■ **TASK STATEMENT**
Render the lines below as a Markdown table with two columns, Row and Line, skipping any blank lines and leaving out the pictures.

■ **MATERIAL TO PROCESS**

.....

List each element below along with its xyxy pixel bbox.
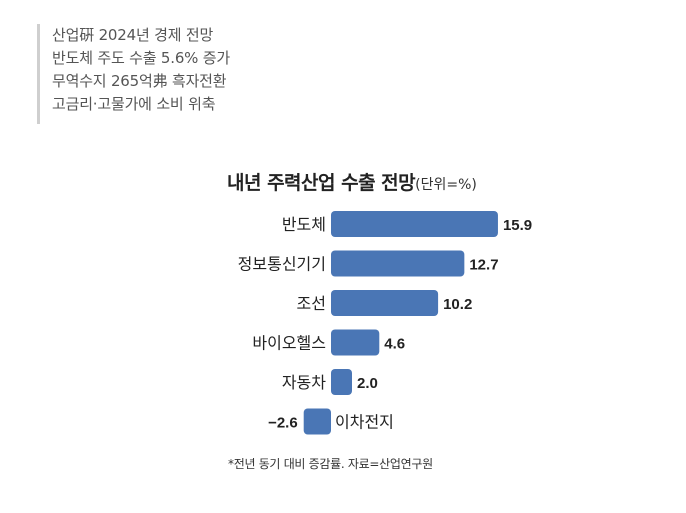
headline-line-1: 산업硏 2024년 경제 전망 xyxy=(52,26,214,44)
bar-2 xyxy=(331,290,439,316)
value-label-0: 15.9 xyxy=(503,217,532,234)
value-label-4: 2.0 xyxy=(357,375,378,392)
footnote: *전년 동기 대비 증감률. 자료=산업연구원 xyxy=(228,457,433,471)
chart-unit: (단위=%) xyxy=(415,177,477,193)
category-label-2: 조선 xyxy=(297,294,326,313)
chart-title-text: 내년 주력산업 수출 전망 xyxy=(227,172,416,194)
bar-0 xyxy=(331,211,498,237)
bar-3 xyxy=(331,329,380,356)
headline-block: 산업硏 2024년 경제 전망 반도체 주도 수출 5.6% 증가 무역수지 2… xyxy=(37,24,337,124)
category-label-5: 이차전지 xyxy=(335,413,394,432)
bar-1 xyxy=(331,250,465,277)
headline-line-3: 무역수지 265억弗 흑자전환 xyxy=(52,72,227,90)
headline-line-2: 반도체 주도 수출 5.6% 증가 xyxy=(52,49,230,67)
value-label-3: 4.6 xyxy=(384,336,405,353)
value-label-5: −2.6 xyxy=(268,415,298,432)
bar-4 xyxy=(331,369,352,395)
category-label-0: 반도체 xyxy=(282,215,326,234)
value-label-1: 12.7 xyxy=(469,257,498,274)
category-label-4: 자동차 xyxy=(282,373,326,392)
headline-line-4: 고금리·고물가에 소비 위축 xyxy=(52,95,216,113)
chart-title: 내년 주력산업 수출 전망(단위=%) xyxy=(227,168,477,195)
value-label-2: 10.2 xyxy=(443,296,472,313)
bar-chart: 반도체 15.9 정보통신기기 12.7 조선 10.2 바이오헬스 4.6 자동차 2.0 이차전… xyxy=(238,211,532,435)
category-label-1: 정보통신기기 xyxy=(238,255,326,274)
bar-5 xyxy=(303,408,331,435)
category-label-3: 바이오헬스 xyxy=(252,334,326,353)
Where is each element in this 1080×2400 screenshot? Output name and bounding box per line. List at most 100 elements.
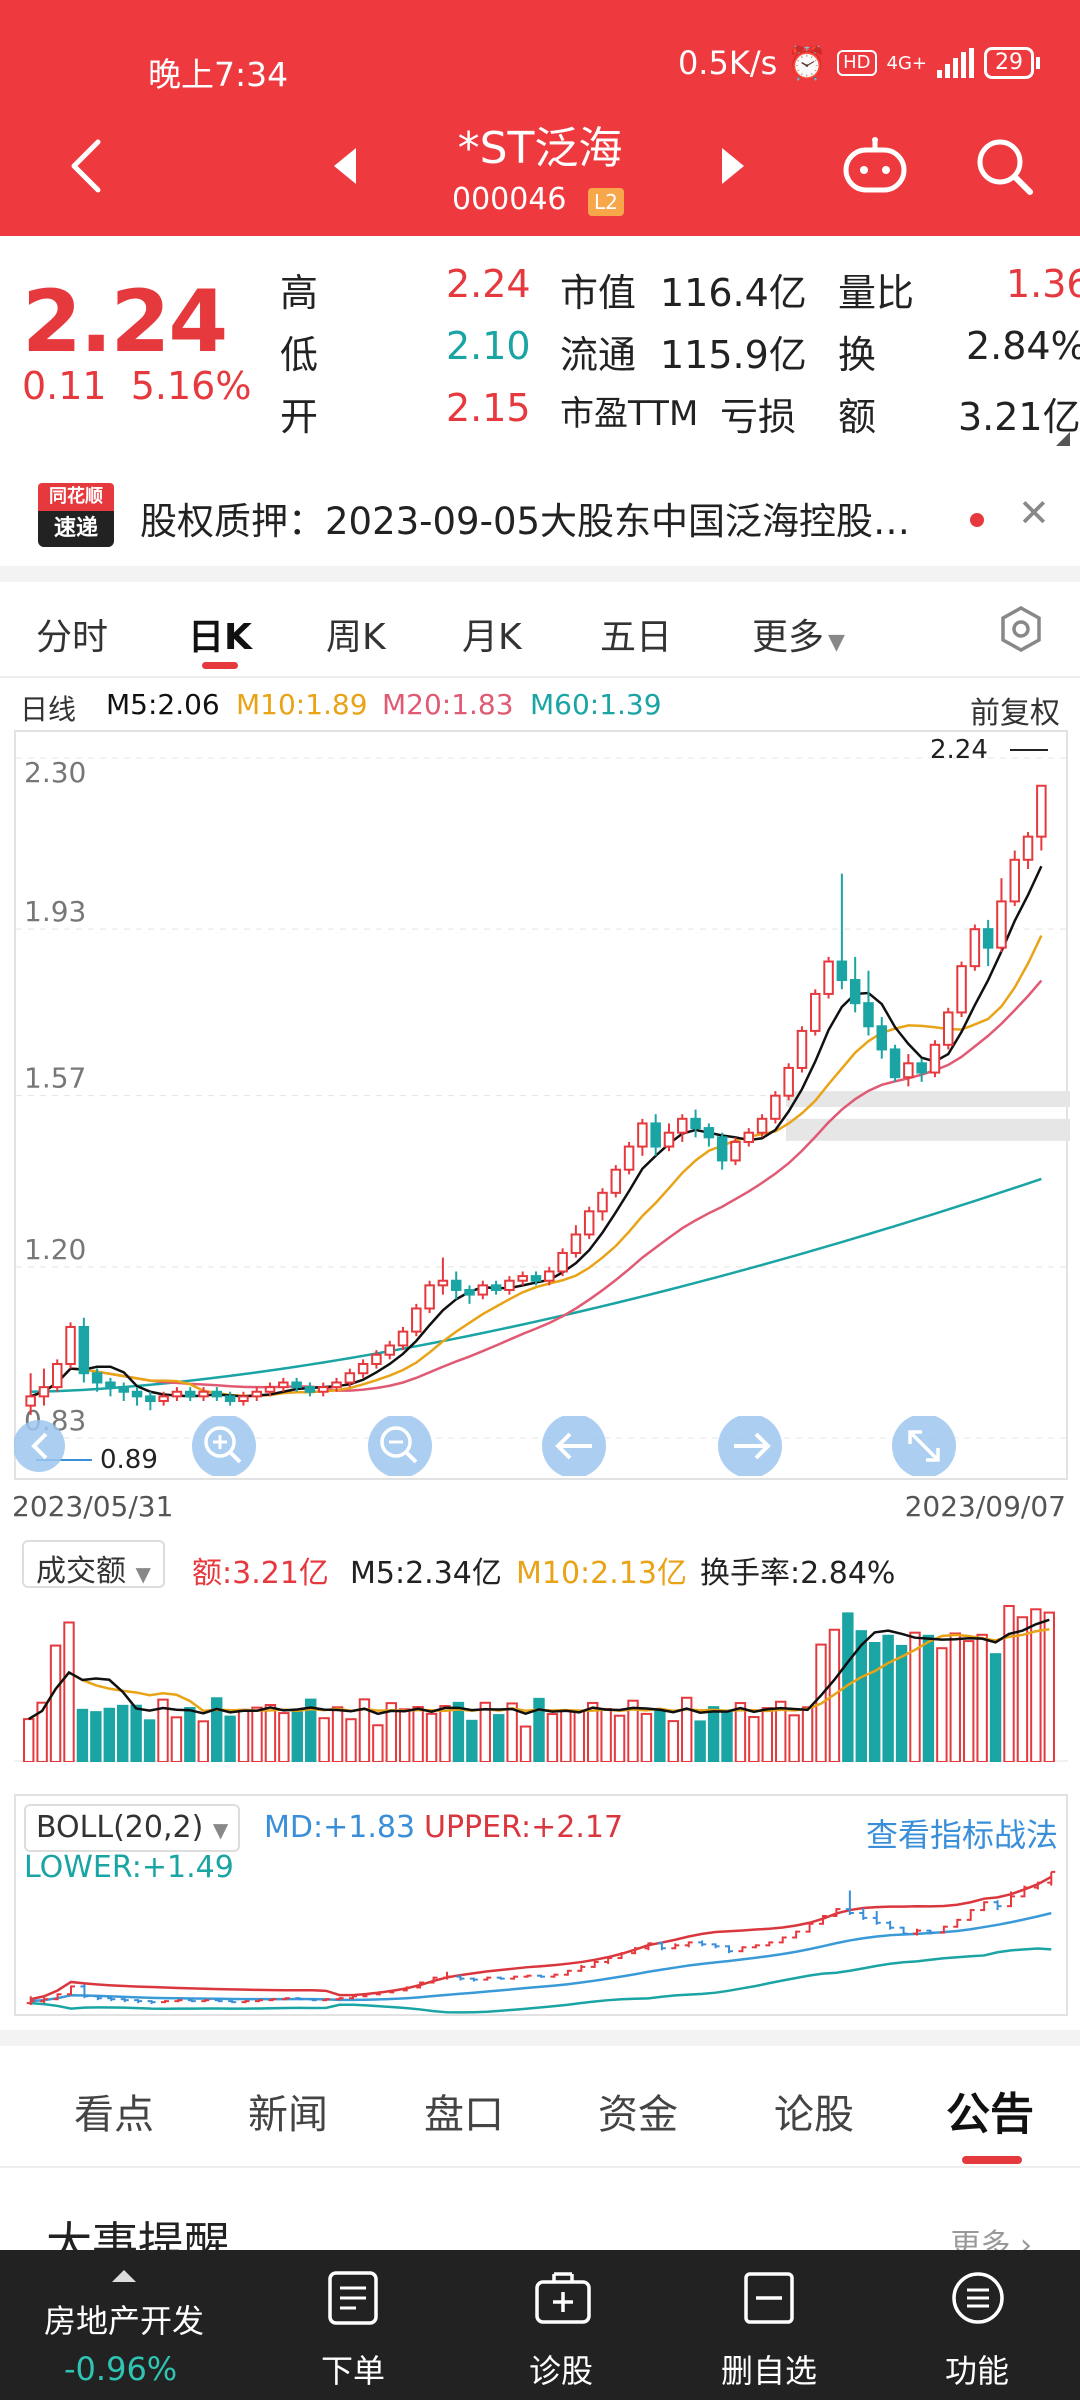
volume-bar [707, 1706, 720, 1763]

.....

■ **RESULT BELOW**
| Row | Line |
|---|---|
| 1 | List each element below along with its xyxy pixel bbox. |
| 2 | headline-line-1: 산업硏 2024년 경제 전망 xyxy=(52,26,214,44) |
| 3 | bar-2 xyxy=(331,290,439,316) |
| 4 | value-label-0: 15.9 xyxy=(503,217,532,234) |
| 5 | value-label-4: 2.0 xyxy=(357,375,378,392) |
| 6 | footnote: *전년 동기 대비 증감률. 자료=산업연구원 xyxy=(228,457,433,471) |
| 7 | chart-unit: (단위=%) xyxy=(415,177,477,193) |
| 8 | category-label-2: 조선 xyxy=(297,294,326,313) |
| 9 | chart-title-text: 내년 주력산업 수출 전망 xyxy=(227,172,416,194) |
| 10 | bar-0 xyxy=(331,211,498,237) |
| 11 | bar-3 xyxy=(331,329,380,356) |
| 12 | headline-block: 산업硏 2024년 경제 전망 반도체 주도 수출 5.6% 증가 무역수지 2… xyxy=(37,24,337,124) |
| 13 | category-label-5: 이차전지 xyxy=(335,413,394,432) |
| 14 | bar-1 xyxy=(331,250,465,277) |
| 15 | headline-line-3: 무역수지 265억弗 흑자전환 xyxy=(52,72,227,90) |
| 16 | headline-line-2: 반도체 주도 수출 5.6% 증가 xyxy=(52,49,230,67) |
| 17 | value-label-3: 4.6 xyxy=(384,336,405,353) |
| 18 | value-label-5: −2.6 xyxy=(268,415,298,432) |
| 19 | bar-4 xyxy=(331,369,352,395) |
| 20 | category-label-0: 반도체 xyxy=(282,215,326,234) |
| 21 | value-label-1: 12.7 xyxy=(469,257,498,274) |
| 22 | category-label-4: 자동차 xyxy=(282,373,326,392) |
| 23 | headline-line-4: 고금리·고물가에 소비 위축 xyxy=(52,95,216,113) |
| 24 | chart-title: 내년 주력산업 수출 전망(단위=%) xyxy=(227,168,477,195) |
| 25 | value-label-2: 10.2 xyxy=(443,296,472,313) |
| 26 | bar-chart: 반도체 15.9 정보통신기기 12.7 조선 10.2 바이오헬스 4.6 자동차 2.0 이차전… xyxy=(238,211,532,435) |
| 27 | category-label-1: 정보통신기기 xyxy=(238,255,326,274) |
| 28 | bar-5 xyxy=(303,408,331,435) |
| 29 | category-label-3: 바이오헬스 xyxy=(252,334,326,353) |
| 30 | Where is each element in this 1080×2400 screenshot? Output name and bounding box per line. List at most 100 elements. |
| 31 | volume-bar [707, 1706, 720, 1763] |